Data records
----
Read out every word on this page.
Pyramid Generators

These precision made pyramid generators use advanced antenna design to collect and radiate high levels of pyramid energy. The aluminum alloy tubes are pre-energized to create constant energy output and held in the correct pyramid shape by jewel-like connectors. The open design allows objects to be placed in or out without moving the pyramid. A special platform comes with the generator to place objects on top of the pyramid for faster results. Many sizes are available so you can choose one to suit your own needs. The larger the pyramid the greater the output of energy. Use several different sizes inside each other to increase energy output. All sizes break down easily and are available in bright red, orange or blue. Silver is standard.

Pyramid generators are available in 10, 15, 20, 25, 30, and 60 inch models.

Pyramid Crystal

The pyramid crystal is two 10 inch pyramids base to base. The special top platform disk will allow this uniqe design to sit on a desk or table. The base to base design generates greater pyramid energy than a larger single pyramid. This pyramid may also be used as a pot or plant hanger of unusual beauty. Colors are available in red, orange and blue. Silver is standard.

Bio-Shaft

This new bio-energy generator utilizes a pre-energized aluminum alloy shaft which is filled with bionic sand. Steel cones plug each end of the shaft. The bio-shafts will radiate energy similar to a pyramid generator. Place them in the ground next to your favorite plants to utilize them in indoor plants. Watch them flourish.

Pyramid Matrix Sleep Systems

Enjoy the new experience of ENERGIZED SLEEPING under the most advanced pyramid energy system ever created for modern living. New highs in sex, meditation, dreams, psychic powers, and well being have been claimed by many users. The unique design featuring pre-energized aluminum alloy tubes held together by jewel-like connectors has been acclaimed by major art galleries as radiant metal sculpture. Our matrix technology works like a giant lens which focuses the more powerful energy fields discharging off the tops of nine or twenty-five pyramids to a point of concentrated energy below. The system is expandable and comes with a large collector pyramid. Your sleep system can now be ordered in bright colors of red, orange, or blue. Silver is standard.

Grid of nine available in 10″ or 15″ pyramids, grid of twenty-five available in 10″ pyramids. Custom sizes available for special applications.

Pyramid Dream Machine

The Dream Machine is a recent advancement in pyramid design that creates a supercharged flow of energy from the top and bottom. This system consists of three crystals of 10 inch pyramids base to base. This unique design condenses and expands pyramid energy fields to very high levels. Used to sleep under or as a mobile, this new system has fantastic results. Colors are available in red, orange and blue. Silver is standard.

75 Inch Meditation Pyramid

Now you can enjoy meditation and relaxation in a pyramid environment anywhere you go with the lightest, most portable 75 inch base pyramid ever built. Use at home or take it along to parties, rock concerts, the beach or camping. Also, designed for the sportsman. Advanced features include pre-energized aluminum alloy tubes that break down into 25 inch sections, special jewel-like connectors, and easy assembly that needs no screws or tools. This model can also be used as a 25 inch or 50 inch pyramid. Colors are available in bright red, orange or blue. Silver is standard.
----
§ What the task requires: Write out every line from the records above, word for word.

§ Finished answer:
Read out every word on this page.
Pyramid Generators

These precision made pyramid generators use advanced antenna design to collect and radiate high levels of pyramid energy. The aluminum alloy tubes are pre-energized to create constant energy output and held in the correct pyramid shape by jewel-like connectors. The open design allows objects to be placed in or out without moving the pyramid. A special platform comes with the generator to place objects on top of the pyramid for faster results. Many sizes are available so you can choose one to suit your own needs. The larger the pyramid the greater the output of energy. Use several different sizes inside each other to increase energy output. All sizes break down easily and are available in bright red, orange or blue. Silver is standard.

Pyramid generators are available in 10, 15, 20, 25, 30, and 60 inch models.

Pyramid Crystal

The pyramid crystal is two 10 inch pyramids base to base. The special top platform disk will allow this uniqe design to sit on a desk or table. The base to base design generates greater pyramid energy than a larger single pyramid. This pyramid may also be used as a pot or plant hanger of unusual beauty. Colors are available in red, orange and blue. Silver is standard.

Bio-Shaft

This new bio-energy generator utilizes a pre-energized aluminum alloy shaft which is filled with bionic sand. Steel cones plug each end of the shaft. The bio-shafts will radiate energy similar to a pyramid generator. Place them in the ground next to your favorite plants to utilize them in indoor plants. Watch them flourish.

Pyramid Matrix Sleep Systems

Enjoy the new experience of ENERGIZED SLEEPING under the most advanced pyramid energy system ever created for modern living. New highs in sex, meditation, dreams, psychic powers, and well being have been claimed by many users. The unique design featuring pre-energized aluminum alloy tubes held together by jewel-like connectors has been acclaimed by major art galleries as radiant metal sculpture. Our matrix technology works like a giant lens which focuses the more powerful energy fields discharging off the tops of nine or twenty-five pyramids to a point of concentrated energy below. The system is expandable and comes with a large collector pyramid. Your sleep system can now be ordered in bright colors of red, orange, or blue. Silver is standard.

Grid of nine available in 10″ or 15″ pyramids, grid of twenty-five available in 10″ pyramids. Custom sizes available for special applications.

Pyramid Dream Machine

The Dream Machine is a recent advancement in pyramid design that creates a supercharged flow of energy from the top and bottom. This system consists of three crystals of 10 inch pyramids base to base. This unique design condenses and expands pyramid energy fields to very high levels. Used to sleep under or as a mobile, this new system has fantastic results. Colors are available in red, orange and blue. Silver is standard.

75 Inch Meditation Pyramid

Now you can enjoy meditation and relaxation in a pyramid environment anywhere you go with the lightest, most portable 75 inch base pyramid ever built. Use at home or take it along to parties, rock concerts, the beach or camping. Also, designed for the sportsman. Advanced features include pre-energized aluminum alloy tubes that break down into 25 inch sections, special jewel-like connectors, and easy assembly that needs no screws or tools. This model can also be used as a 25 inch or 50 inch pyramid. Colors are available in bright red, orange or blue. Silver is standard.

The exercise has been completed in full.